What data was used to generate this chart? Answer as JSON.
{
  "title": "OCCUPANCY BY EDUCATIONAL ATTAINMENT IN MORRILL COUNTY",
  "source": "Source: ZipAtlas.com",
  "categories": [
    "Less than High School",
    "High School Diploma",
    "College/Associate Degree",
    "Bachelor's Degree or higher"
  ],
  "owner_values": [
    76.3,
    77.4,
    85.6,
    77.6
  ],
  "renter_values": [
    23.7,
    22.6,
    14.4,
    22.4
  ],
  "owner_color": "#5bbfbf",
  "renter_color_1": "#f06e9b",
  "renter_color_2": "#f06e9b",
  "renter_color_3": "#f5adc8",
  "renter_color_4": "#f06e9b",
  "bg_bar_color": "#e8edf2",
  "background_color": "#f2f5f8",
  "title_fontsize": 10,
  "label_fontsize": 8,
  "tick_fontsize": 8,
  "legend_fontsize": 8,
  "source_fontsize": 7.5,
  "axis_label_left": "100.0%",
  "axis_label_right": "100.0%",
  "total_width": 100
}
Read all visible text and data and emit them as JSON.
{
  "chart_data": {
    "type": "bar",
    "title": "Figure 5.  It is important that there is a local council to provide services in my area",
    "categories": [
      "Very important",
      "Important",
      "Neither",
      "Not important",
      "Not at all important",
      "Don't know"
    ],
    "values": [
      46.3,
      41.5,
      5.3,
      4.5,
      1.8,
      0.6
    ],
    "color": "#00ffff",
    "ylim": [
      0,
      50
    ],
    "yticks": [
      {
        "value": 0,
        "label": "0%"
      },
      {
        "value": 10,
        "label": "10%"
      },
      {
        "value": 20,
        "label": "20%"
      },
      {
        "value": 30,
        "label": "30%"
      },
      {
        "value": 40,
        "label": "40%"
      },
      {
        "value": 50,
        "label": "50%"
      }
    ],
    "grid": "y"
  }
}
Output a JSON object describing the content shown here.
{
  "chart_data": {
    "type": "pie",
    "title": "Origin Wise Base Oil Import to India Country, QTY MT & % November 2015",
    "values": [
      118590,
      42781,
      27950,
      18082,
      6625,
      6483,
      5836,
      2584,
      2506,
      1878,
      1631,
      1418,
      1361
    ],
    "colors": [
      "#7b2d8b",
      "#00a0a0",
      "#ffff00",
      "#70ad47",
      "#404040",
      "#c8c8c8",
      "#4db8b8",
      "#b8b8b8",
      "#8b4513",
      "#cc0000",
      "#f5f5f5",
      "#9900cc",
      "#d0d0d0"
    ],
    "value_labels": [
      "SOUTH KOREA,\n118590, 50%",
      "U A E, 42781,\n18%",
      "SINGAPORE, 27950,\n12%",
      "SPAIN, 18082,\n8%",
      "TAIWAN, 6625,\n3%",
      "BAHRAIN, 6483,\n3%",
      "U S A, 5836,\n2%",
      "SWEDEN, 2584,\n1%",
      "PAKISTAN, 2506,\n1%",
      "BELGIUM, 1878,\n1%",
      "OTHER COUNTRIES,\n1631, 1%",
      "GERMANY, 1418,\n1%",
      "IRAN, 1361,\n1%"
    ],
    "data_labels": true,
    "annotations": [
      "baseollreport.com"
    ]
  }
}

--

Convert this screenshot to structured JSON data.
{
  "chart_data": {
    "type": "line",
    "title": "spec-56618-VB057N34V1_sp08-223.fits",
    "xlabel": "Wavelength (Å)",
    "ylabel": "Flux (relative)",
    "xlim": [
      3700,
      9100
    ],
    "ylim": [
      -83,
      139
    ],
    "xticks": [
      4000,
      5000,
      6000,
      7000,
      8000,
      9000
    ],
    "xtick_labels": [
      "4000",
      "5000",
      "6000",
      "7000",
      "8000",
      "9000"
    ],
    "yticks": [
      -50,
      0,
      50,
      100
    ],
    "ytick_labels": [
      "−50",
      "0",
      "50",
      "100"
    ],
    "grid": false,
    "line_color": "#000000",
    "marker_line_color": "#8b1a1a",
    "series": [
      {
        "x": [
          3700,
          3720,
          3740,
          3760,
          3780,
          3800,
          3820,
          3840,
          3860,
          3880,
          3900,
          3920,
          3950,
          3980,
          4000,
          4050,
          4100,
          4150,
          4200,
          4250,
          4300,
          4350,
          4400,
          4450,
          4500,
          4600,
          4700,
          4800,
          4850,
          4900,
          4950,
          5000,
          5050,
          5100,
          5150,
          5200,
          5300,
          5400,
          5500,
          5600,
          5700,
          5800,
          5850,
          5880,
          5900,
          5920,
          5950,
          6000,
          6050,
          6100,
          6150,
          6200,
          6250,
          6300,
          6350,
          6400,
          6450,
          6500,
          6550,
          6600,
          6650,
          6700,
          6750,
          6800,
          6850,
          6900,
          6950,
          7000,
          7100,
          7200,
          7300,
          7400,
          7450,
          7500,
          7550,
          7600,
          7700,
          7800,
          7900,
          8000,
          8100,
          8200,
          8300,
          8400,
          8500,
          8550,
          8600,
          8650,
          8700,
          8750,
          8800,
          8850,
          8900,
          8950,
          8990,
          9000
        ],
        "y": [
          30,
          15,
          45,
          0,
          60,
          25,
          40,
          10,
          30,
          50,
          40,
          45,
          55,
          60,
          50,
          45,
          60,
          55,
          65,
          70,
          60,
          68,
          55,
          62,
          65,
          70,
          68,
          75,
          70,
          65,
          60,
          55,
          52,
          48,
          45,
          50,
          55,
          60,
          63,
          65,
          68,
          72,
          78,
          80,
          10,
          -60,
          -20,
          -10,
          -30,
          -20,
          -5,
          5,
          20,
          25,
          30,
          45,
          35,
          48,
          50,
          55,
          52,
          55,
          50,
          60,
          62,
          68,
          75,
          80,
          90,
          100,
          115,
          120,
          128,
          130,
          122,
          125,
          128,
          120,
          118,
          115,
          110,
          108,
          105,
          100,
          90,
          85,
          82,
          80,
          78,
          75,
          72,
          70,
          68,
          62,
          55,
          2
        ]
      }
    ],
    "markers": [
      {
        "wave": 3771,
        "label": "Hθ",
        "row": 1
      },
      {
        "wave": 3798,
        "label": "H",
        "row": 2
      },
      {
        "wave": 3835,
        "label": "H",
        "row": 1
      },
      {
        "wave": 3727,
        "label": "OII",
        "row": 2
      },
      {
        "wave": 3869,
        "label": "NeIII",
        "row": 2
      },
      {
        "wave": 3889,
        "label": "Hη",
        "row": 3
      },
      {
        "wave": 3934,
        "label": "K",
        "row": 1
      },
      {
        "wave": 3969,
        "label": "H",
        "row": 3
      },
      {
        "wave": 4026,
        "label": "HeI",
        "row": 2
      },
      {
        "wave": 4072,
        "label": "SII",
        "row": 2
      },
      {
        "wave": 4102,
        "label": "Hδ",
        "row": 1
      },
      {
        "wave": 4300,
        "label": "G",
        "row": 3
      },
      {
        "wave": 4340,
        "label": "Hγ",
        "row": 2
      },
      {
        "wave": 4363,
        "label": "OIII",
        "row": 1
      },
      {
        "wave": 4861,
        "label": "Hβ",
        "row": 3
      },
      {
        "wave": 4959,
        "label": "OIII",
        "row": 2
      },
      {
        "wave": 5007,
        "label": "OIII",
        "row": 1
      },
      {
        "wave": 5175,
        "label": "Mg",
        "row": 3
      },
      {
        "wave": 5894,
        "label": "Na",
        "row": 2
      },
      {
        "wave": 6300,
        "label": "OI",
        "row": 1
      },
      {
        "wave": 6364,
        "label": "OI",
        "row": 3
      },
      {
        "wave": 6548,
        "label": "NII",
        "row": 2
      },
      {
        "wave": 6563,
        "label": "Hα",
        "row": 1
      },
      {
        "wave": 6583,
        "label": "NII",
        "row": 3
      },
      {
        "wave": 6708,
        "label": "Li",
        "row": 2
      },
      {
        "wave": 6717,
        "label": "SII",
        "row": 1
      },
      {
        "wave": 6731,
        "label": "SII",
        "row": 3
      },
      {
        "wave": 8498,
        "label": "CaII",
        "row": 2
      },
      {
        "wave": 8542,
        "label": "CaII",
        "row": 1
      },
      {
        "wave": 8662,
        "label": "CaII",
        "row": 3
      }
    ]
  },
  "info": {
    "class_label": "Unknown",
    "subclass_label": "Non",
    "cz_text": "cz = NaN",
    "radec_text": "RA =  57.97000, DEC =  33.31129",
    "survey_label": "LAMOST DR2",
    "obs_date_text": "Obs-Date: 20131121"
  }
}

■ Aim of the task:
From the data above, count the lines where "JSON" occurs and give that figure and nothing else.

■ Exercise result:
4